---------- Passage provided ----------


    Dr. Cory S. Fawcett
    Financial Success MD

    Reply
    • I agree, obviously.

      It’s wonderful to be able to have one less thing (or payment) to deal with. Although, at 0%, I can’t say I’d turn that down. I’d take the loan, set up automatic mortgage payments, and keep enough in my checking account as a floor to always cover the monthly payment.

      I just learned the term “delayed mortgage financing,” in which you buy a home with cash (mainly for the leg up as a cash buyer) and within weeks of closing, secure a loan with the house as collateral. If fees can be minimized, that’s not a bad option for one who’s not completely debt-averse.

      Cheers!
      -PoF

      Reply
  6. I’m intrigued by the FIRE blogger planning on making 500k last for 70 years. Her goal is to live on 20k/yr. Adjusting for inflation, I lived like that as a student; it seemed just fine in my 20s, but I’m sure I wouldn’t want to do that in my 40s, and I wager I won’t want to do it in my 60s. I mean, part of my plan in school was to join as many clubs as possible for the free pizza. And I thought Sam Adams was the highest end stuff to wash down that za. Tastes change.

    Not having/needing a car helps. Not having a kid is also huge.

---------- Information supplied ----------

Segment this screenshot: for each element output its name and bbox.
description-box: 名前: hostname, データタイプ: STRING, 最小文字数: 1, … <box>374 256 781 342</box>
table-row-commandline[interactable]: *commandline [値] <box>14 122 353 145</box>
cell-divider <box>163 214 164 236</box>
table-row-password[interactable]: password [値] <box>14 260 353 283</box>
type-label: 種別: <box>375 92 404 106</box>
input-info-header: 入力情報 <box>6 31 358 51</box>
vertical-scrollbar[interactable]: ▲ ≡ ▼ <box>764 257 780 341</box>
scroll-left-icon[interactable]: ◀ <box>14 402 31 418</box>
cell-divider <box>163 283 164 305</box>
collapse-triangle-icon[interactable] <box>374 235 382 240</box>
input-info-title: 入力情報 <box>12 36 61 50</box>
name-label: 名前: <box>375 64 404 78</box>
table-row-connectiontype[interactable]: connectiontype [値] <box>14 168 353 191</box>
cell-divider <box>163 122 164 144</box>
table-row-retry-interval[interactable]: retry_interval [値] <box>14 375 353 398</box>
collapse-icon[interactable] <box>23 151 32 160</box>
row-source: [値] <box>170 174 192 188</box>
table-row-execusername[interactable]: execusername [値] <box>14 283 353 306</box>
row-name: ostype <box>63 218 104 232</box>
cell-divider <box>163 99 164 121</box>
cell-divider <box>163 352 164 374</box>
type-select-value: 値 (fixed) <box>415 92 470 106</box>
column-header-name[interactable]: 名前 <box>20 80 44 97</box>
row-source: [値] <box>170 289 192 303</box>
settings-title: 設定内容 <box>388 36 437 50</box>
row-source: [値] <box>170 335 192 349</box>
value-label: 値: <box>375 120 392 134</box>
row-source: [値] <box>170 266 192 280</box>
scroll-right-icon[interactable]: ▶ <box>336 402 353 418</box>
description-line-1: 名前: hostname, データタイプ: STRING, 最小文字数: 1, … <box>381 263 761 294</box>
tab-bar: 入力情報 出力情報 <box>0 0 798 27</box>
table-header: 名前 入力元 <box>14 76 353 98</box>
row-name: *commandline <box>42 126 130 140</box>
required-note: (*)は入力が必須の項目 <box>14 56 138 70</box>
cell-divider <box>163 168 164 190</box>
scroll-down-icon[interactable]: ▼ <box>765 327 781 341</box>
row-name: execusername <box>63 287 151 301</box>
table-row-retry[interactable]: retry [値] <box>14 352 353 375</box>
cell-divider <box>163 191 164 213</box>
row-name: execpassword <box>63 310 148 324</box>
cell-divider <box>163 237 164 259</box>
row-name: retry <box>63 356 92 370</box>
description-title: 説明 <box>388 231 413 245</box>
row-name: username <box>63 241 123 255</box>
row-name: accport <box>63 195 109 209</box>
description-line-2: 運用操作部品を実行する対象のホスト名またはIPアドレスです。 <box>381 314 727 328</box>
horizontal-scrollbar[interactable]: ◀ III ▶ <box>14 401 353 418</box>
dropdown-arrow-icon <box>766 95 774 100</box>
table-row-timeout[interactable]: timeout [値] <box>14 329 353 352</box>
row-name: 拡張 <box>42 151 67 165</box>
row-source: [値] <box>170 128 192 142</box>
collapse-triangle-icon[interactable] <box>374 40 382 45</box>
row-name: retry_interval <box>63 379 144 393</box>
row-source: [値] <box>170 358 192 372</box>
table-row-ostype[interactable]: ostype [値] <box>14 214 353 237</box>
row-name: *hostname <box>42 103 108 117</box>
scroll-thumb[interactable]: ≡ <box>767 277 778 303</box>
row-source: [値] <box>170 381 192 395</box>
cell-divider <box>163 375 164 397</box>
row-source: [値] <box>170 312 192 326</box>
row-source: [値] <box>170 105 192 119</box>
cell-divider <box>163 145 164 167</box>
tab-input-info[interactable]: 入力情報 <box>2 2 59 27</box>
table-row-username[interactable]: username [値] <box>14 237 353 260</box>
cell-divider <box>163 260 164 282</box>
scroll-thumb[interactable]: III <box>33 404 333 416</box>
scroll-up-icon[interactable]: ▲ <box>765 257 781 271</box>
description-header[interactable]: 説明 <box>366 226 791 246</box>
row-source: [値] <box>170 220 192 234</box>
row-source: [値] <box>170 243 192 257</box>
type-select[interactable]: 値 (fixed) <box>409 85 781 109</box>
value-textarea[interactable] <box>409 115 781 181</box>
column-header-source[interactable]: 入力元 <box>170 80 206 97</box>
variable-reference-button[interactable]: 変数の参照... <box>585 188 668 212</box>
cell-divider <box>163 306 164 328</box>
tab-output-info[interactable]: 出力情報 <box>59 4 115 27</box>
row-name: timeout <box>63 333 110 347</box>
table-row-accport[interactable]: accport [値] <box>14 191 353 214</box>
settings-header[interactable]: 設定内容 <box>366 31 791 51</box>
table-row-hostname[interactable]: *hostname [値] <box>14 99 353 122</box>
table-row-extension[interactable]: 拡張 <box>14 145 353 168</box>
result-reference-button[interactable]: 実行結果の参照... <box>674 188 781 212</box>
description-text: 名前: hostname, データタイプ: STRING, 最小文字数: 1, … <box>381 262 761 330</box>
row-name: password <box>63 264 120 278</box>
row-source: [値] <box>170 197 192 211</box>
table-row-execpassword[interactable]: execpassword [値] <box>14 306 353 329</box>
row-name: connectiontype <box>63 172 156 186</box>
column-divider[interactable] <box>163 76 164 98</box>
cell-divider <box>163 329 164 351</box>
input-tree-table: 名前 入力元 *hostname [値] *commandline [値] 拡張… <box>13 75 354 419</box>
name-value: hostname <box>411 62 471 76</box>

----------

Extend the comment thread on paying off mortgages and early retirement, picking up after its final sentence. The items come from a different source than the comment thread.

    Her plan is to do medical tourism if a health issue arises. She doesn’t mention insurance, but will probably qualify for subsidized Medicaid plans. In my community, that severely limits options.

    Another backup plan is to get another job. I didn’t research what she does, but I wonder if getting a new job is easy when she is 50. Obviously for physicians, things are complicated.

    Finally, good for her for posting her SS numbers. But, she won’t be collecting much from that trust fund.

    So, either I’m unnecessarily curmudgeonly or she is irrationally optimistic. Or both.

    Reply
    • Excellent points all around, G.

      I would agree that the lifestyle she plans to continue living would be untenable for most, but that doesn’t mean it can’t work for her. I have met her, and she is a delightful person. She’s also making 6-figures now, and I’m guessing she’ll be earning money in some capacity post-FIRE, allowing her to inflate the lifestyle if desired.

      I mainly wanted to feature her post to show how some people won’t need a multimillion dollar nest egg to be financially free.

      Cheers!
      -PoF

      Reply
  7. Thanks for the mention PoF! I can’t stress enough how great getting an assistant has been (It’s in the article). 100% recommended to everyone who has a little money to spare.

    De-leveraging is definitly worth it once you have a lot of money in motion. I don’t plan on being totally mortgage free for quite a while though because housing here is so expensive! Detached housing around me starts at $850K (for something tiny) so I can’t leave that much money on the table. $300K sure, that’s a rounding error. j/k 😛

    Reply
    • I’m going to need an assistant to help respond to all the comments today!

      Some housing markets make cash buying virtually impossible for all but the very wealthy. You clearly live in one of them, although we are talking Canadian dollars, right? Last I checked, the Loony was worth 75 cents, so there is that “discount.”

      Cheers!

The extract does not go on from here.